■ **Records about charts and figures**
<<<<

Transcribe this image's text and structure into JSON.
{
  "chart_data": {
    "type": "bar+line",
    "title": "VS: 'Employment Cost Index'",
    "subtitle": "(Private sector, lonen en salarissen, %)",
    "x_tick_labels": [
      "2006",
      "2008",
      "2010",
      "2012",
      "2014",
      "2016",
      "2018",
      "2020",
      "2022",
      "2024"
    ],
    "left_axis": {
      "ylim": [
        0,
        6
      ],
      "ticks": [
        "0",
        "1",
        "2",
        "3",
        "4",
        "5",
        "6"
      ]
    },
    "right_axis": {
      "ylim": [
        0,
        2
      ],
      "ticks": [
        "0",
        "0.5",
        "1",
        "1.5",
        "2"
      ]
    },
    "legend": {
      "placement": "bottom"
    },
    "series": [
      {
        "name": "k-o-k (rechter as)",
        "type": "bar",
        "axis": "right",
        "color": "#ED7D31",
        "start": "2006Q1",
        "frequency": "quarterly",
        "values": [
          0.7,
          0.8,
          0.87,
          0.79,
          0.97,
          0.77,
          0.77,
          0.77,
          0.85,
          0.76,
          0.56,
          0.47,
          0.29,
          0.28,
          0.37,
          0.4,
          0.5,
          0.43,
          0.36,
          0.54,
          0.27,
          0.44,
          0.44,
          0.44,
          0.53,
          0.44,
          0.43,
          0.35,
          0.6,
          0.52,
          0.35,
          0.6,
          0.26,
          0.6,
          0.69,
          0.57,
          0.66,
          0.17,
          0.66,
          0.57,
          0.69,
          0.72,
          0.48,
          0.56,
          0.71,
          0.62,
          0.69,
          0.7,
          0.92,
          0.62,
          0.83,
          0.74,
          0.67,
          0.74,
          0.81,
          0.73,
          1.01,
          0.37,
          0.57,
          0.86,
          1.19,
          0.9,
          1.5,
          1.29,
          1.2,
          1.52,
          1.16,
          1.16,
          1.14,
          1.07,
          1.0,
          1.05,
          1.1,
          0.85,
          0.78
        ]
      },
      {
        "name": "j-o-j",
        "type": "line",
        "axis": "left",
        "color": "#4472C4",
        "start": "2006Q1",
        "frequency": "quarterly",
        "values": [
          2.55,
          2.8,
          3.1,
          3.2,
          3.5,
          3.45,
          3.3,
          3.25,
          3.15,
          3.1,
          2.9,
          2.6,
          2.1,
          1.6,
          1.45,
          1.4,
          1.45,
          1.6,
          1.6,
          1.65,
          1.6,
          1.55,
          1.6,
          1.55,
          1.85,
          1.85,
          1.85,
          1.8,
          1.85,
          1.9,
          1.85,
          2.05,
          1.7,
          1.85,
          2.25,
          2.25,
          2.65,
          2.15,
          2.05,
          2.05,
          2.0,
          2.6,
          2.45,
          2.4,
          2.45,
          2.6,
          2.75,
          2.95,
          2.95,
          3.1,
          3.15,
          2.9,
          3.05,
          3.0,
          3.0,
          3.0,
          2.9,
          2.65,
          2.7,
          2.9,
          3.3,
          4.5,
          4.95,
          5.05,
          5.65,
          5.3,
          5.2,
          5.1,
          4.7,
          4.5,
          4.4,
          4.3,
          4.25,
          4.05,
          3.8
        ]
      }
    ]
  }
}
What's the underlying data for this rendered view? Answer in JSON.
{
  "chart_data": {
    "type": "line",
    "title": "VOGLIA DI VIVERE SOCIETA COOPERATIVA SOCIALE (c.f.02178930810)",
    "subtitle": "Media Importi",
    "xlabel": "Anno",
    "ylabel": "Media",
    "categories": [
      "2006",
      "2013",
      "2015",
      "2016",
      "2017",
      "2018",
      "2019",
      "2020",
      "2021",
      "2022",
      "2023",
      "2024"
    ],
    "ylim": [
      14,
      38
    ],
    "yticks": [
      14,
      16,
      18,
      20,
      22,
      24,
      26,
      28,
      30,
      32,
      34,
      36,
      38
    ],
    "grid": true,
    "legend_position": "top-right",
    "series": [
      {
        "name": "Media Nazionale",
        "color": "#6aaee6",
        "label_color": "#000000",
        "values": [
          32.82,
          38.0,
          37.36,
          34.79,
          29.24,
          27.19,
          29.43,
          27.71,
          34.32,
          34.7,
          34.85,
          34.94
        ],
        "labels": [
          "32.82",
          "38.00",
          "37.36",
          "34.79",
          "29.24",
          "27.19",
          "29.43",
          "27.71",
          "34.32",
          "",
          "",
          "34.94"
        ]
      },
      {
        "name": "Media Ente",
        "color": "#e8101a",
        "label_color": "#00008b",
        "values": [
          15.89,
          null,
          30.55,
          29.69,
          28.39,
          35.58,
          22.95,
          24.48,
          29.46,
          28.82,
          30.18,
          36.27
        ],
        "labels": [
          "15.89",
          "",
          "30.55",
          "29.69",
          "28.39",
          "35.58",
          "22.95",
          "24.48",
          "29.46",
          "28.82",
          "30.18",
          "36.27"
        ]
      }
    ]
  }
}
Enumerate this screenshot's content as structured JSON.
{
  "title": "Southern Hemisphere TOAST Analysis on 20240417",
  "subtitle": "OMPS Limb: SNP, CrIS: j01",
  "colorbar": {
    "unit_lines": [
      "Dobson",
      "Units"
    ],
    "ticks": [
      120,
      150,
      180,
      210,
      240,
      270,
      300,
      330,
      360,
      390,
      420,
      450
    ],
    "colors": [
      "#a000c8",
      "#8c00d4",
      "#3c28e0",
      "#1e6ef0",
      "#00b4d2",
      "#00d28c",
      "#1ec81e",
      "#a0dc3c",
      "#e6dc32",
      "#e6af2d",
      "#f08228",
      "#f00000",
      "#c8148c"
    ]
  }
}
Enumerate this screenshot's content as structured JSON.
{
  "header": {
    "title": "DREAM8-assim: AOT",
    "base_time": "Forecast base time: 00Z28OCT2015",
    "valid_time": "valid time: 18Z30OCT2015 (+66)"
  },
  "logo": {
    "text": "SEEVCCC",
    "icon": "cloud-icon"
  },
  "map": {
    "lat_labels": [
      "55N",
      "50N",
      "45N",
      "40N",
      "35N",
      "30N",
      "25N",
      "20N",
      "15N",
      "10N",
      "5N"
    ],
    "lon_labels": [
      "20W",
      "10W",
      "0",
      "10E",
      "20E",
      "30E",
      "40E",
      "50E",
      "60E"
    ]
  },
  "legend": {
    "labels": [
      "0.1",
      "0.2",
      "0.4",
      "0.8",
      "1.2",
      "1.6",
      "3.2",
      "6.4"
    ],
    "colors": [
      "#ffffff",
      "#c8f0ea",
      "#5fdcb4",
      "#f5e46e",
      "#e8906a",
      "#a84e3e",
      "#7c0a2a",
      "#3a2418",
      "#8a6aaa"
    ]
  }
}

>>>>

■ **What to produce**
Retype all the records, matching them exactly.

■ **Solution below**
Transcribe this image's text and structure into JSON.
{
  "chart_data": {
    "type": "bar+line",
    "title": "VS: 'Employment Cost Index'",
    "subtitle": "(Private sector, lonen en salarissen, %)",
    "x_tick_labels": [
      "2006",
      "2008",
      "2010",
      "2012",
      "2014",
      "2016",
      "2018",
      "2020",
      "2022",
      "2024"
    ],
    "left_axis": {
      "ylim": [
        0,
        6
      ],
      "ticks": [
        "0",
        "1",
        "2",
        "3",
        "4",
        "5",
        "6"
      ]
    },
    "right_axis": {
      "ylim": [
        0,
        2
      ],
      "ticks": [
        "0",
        "0.5",
        "1",
        "1.5",
        "2"
      ]
    },
    "legend": {
      "placement": "bottom"
    },
    "series": [
      {
        "name": "k-o-k (rechter as)",
        "type": "bar",
        "axis": "right",
        "color": "#ED7D31",
        "start": "2006Q1",
        "frequency": "quarterly",
        "values": [
          0.7,
          0.8,
          0.87,
          0.79,
          0.97,
          0.77,
          0.77,
          0.77,
          0.85,
          0.76,
          0.56,
          0.47,
          0.29,
          0.28,
          0.37,
          0.4,
          0.5,
          0.43,
          0.36,
          0.54,
          0.27,
          0.44,
          0.44,
          0.44,
          0.53,
          0.44,
          0.43,
          0.35,
          0.6,
          0.52,
          0.35,
          0.6,
          0.26,
          0.6,
          0.69,
          0.57,
          0.66,
          0.17,
          0.66,
          0.57,
          0.69,
          0.72,
          0.48,
          0.56,
          0.71,
          0.62,
          0.69,
          0.7,
          0.92,
          0.62,
          0.83,
          0.74,
          0.67,
          0.74,
          0.81,
          0.73,
          1.01,
          0.37,
          0.57,
          0.86,
          1.19,
          0.9,
          1.5,
          1.29,
          1.2,
          1.52,
          1.16,
          1.16,
          1.14,
          1.07,
          1.0,
          1.05,
          1.1,
          0.85,
          0.78
        ]
      },
      {
        "name": "j-o-j",
        "type": "line",
        "axis": "left",
        "color": "#4472C4",
        "start": "2006Q1",
        "frequency": "quarterly",
        "values": [
          2.55,
          2.8,
          3.1,
          3.2,
          3.5,
          3.45,
          3.3,
          3.25,
          3.15,
          3.1,
          2.9,
          2.6,
          2.1,
          1.6,
          1.45,
          1.4,
          1.45,
          1.6,
          1.6,
          1.65,
          1.6,
          1.55,
          1.6,
          1.55,
          1.85,
          1.85,
          1.85,
          1.8,
          1.85,
          1.9,
          1.85,
          2.05,
          1.7,
          1.85,
          2.25,
          2.25,
          2.65,
          2.15,
          2.05,
          2.05,
          2.0,
          2.6,
          2.45,
          2.4,
          2.45,
          2.6,
          2.75,
          2.95,
          2.95,
          3.1,
          3.15,
          2.9,
          3.05,
          3.0,
          3.0,
          3.0,
          2.9,
          2.65,
          2.7,
          2.9,
          3.3,
          4.5,
          4.95,
          5.05,
          5.65,
          5.3,
          5.2,
          5.1,
          4.7,
          4.5,
          4.4,
          4.3,
          4.25,
          4.05,
          3.8
        ]
      }
    ]
  }
}
What's the underlying data for this rendered view? Answer in JSON.
{
  "chart_data": {
    "type": "line",
    "title": "VOGLIA DI VIVERE SOCIETA COOPERATIVA SOCIALE (c.f.02178930810)",
    "subtitle": "Media Importi",
    "xlabel": "Anno",
    "ylabel": "Media",
    "categories": [
      "2006",
      "2013",
      "2015",
      "2016",
      "2017",
      "2018",
      "2019",
      "2020",
      "2021",
      "2022",
      "2023",
      "2024"
    ],
    "ylim": [
      14,
      38
    ],
    "yticks": [
      14,
      16,
      18,
      20,
      22,
      24,
      26,
      28,
      30,
      32,
      34,
      36,
      38
    ],
    "grid": true,
    "legend_position": "top-right",
    "series": [
      {
        "name": "Media Nazionale",
        "color": "#6aaee6",
        "label_color": "#000000",
        "values": [
          32.82,
          38.0,
          37.36,
          34.79,
          29.24,
          27.19,
          29.43,
          27.71,
          34.32,
          34.7,
          34.85,
          34.94
        ],
        "labels": [
          "32.82",
          "38.00",
          "37.36",
          "34.79",
          "29.24",
          "27.19",
          "29.43",
          "27.71",
          "34.32",
          "",
          "",
          "34.94"
        ]
      },
      {
        "name": "Media Ente",
        "color": "#e8101a",
        "label_color": "#00008b",
        "values": [
          15.89,
          null,
          30.55,
          29.69,
          28.39,
          35.58,
          22.95,
          24.48,
          29.46,
          28.82,
          30.18,
          36.27
        ],
        "labels": [
          "15.89",
          "",
          "30.55",
          "29.69",
          "28.39",
          "35.58",
          "22.95",
          "24.48",
          "29.46",
          "28.82",
          "30.18",
          "36.27"
        ]
      }
    ]
  }
}
Enumerate this screenshot's content as structured JSON.
{
  "title": "Southern Hemisphere TOAST Analysis on 20240417",
  "subtitle": "OMPS Limb: SNP, CrIS: j01",
  "colorbar": {
    "unit_lines": [
      "Dobson",
      "Units"
    ],
    "ticks": [
      120,
      150,
      180,
      210,
      240,
      270,
      300,
      330,
      360,
      390,
      420,
      450
    ],
    "colors": [
      "#a000c8",
      "#8c00d4",
      "#3c28e0",
      "#1e6ef0",
      "#00b4d2",
      "#00d28c",
      "#1ec81e",
      "#a0dc3c",
      "#e6dc32",
      "#e6af2d",
      "#f08228",
      "#f00000",
      "#c8148c"
    ]
  }
}
Enumerate this screenshot's content as structured JSON.
{
  "header": {
    "title": "DREAM8-assim: AOT",
    "base_time": "Forecast base time: 00Z28OCT2015",
    "valid_time": "valid time: 18Z30OCT2015 (+66)"
  },
  "logo": {
    "text": "SEEVCCC",
    "icon": "cloud-icon"
  },
  "map": {
    "lat_labels": [
      "55N",
      "50N",
      "45N",
      "40N",
      "35N",
      "30N",
      "25N",
      "20N",
      "15N",
      "10N",
      "5N"
    ],
    "lon_labels": [
      "20W",
      "10W",
      "0",
      "10E",
      "20E",
      "30E",
      "40E",
      "50E",
      "60E"
    ]
  },
  "legend": {
    "labels": [
      "0.1",
      "0.2",
      "0.4",
      "0.8",
      "1.2",
      "1.6",
      "3.2",
      "6.4"
    ],
    "colors": [
      "#ffffff",
      "#c8f0ea",
      "#5fdcb4",
      "#f5e46e",
      "#e8906a",
      "#a84e3e",
      "#7c0a2a",
      "#3a2418",
      "#8a6aaa"
    ]
  }
}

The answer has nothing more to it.